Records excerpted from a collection
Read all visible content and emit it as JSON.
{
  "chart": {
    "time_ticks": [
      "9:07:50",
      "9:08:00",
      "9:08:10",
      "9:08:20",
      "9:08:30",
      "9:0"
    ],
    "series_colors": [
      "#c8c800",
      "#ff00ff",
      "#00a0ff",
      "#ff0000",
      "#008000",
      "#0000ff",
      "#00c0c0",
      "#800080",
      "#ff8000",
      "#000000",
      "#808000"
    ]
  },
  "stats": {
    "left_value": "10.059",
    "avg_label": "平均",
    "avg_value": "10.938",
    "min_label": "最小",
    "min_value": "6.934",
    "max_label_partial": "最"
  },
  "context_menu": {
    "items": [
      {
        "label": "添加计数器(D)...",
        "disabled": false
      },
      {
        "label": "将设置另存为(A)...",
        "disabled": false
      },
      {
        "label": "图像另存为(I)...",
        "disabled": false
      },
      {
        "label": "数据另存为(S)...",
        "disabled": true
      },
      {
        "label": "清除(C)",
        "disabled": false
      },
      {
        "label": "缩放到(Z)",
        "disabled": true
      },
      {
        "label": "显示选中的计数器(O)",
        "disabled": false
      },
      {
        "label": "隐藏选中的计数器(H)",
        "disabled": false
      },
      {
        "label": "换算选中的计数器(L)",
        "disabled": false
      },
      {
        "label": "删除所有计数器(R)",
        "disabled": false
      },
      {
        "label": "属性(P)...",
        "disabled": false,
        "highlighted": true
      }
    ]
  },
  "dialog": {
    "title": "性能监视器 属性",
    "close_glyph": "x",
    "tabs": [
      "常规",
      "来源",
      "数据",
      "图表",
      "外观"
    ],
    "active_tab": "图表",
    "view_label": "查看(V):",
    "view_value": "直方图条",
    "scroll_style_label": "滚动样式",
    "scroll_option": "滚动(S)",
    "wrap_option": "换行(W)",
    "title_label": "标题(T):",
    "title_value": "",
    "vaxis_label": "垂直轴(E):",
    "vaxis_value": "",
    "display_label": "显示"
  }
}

▸ **EXERCISE**:
Retype the entries one by one, exactly.

▸ **ANSWER TO THE EXERCISE**:
Read all visible content and emit it as JSON.
{
  "chart": {
    "time_ticks": [
      "9:07:50",
      "9:08:00",
      "9:08:10",
      "9:08:20",
      "9:08:30",
      "9:0"
    ],
    "series_colors": [
      "#c8c800",
      "#ff00ff",
      "#00a0ff",
      "#ff0000",
      "#008000",
      "#0000ff",
      "#00c0c0",
      "#800080",
      "#ff8000",
      "#000000",
      "#808000"
    ]
  },
  "stats": {
    "left_value": "10.059",
    "avg_label": "平均",
    "avg_value": "10.938",
    "min_label": "最小",
    "min_value": "6.934",
    "max_label_partial": "最"
  },
  "context_menu": {
    "items": [
      {
        "label": "添加计数器(D)...",
        "disabled": false
      },
      {
        "label": "将设置另存为(A)...",
        "disabled": false
      },
      {
        "label": "图像另存为(I)...",
        "disabled": false
      },
      {
        "label": "数据另存为(S)...",
        "disabled": true
      },
      {
        "label": "清除(C)",
        "disabled": false
      },
      {
        "label": "缩放到(Z)",
        "disabled": true
      },
      {
        "label": "显示选中的计数器(O)",
        "disabled": false
      },
      {
        "label": "隐藏选中的计数器(H)",
        "disabled": false
      },
      {
        "label": "换算选中的计数器(L)",
        "disabled": false
      },
      {
        "label": "删除所有计数器(R)",
        "disabled": false
      },
      {
        "label": "属性(P)...",
        "disabled": false,
        "highlighted": true
      }
    ]
  },
  "dialog": {
    "title": "性能监视器 属性",
    "close_glyph": "x",
    "tabs": [
      "常规",
      "来源",
      "数据",
      "图表",
      "外观"
    ],
    "active_tab": "图表",
    "view_label": "查看(V):",
    "view_value": "直方图条",
    "scroll_style_label": "滚动样式",
    "scroll_option": "滚动(S)",
    "wrap_option": "换行(W)",
    "title_label": "标题(T):",
    "title_value": "",
    "vaxis_label": "垂直轴(E):",
    "vaxis_value": "",
    "display_label": "显示"
  }
}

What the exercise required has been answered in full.